• Task goal: Collect each line containing "screenshot".

>> begin

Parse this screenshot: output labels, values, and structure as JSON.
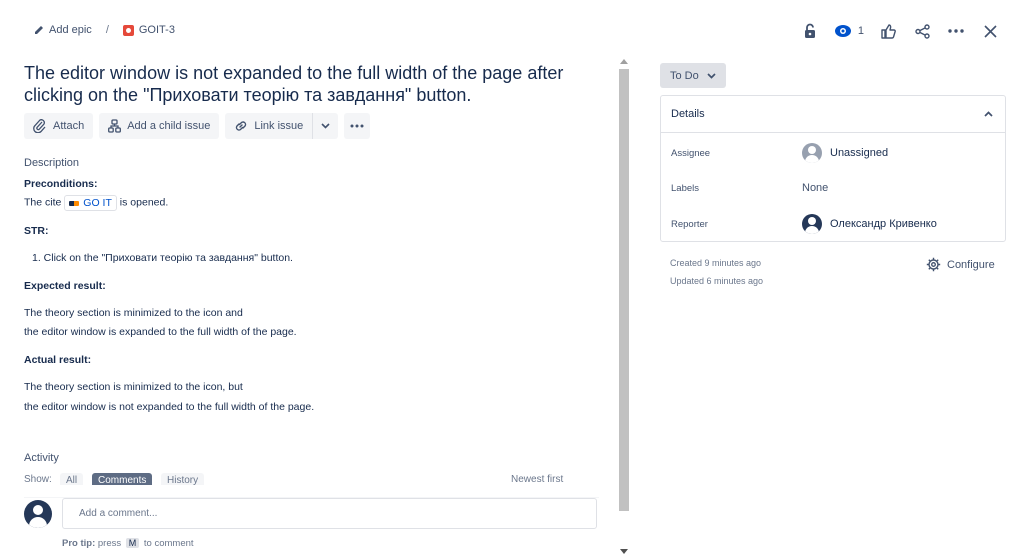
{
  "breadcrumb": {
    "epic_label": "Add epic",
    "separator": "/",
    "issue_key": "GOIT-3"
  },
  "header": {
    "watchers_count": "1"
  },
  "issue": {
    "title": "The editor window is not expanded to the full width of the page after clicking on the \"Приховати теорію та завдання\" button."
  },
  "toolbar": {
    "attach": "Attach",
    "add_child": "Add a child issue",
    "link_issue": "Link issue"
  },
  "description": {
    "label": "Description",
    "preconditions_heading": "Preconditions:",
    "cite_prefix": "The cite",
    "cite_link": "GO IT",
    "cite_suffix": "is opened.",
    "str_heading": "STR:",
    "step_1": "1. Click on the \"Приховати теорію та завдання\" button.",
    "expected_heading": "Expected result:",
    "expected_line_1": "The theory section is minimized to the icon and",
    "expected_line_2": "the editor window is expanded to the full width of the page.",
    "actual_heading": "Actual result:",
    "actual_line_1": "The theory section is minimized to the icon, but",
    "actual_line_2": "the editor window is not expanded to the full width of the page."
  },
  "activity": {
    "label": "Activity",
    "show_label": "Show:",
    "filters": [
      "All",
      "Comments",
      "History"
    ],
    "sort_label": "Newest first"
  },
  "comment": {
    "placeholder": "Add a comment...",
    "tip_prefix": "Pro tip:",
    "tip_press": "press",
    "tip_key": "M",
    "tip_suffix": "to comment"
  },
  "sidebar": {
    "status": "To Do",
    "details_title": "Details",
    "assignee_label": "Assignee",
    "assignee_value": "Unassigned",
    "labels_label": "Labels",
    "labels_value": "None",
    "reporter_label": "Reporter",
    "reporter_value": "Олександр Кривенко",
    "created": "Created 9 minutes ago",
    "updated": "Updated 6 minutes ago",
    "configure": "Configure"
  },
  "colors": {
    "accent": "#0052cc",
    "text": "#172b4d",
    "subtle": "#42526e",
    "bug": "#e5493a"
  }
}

>> end
>> begin

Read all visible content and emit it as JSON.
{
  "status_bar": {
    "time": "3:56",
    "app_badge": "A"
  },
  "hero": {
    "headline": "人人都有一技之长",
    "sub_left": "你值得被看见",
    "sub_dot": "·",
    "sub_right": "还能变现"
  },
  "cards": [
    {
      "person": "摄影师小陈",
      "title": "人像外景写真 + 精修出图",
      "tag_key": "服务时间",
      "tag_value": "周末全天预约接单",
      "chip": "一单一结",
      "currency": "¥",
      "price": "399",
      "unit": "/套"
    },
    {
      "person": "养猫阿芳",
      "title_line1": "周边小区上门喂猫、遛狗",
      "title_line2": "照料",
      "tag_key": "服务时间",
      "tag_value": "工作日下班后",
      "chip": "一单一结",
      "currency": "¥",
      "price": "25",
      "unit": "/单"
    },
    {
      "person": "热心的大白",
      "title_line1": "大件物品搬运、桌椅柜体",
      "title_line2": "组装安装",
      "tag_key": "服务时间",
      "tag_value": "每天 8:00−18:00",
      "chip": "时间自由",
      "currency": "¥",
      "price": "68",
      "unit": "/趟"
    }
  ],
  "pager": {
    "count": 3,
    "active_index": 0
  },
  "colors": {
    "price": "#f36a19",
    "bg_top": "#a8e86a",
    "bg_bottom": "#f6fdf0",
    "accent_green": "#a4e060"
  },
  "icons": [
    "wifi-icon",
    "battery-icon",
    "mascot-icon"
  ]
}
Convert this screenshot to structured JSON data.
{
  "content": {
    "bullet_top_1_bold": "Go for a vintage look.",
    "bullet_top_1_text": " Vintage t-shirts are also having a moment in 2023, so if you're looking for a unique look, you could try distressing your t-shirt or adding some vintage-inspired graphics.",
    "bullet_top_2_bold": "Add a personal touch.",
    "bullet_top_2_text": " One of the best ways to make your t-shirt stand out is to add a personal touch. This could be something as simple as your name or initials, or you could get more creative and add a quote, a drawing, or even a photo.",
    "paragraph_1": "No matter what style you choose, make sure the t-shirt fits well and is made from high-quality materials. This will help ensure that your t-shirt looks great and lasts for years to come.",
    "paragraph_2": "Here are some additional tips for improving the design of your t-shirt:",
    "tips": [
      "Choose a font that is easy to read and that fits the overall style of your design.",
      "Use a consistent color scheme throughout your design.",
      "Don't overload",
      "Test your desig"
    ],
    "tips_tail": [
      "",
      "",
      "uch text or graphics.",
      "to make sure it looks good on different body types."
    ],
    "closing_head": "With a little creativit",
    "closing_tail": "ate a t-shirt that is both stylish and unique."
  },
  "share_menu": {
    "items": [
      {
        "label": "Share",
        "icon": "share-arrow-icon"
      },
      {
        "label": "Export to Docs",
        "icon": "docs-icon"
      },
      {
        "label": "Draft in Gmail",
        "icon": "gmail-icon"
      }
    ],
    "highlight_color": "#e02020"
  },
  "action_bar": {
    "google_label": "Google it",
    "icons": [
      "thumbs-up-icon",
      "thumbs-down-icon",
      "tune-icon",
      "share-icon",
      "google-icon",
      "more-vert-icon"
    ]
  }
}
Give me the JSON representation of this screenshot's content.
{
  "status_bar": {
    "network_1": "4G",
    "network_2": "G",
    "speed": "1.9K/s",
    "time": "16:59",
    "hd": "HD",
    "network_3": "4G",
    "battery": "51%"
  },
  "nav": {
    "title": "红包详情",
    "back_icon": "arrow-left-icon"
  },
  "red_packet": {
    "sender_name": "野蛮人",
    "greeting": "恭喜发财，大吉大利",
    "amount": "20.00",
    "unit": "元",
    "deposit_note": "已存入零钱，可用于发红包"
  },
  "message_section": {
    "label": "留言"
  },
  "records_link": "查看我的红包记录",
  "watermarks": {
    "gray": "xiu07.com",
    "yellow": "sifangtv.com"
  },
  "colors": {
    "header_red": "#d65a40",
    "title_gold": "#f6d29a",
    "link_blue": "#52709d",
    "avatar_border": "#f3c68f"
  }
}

>> end

• Answer to this exercise:
Parse this screenshot: output labels, values, and structure as JSON.
Convert this screenshot to structured JSON data.
Give me the JSON representation of this screenshot's content.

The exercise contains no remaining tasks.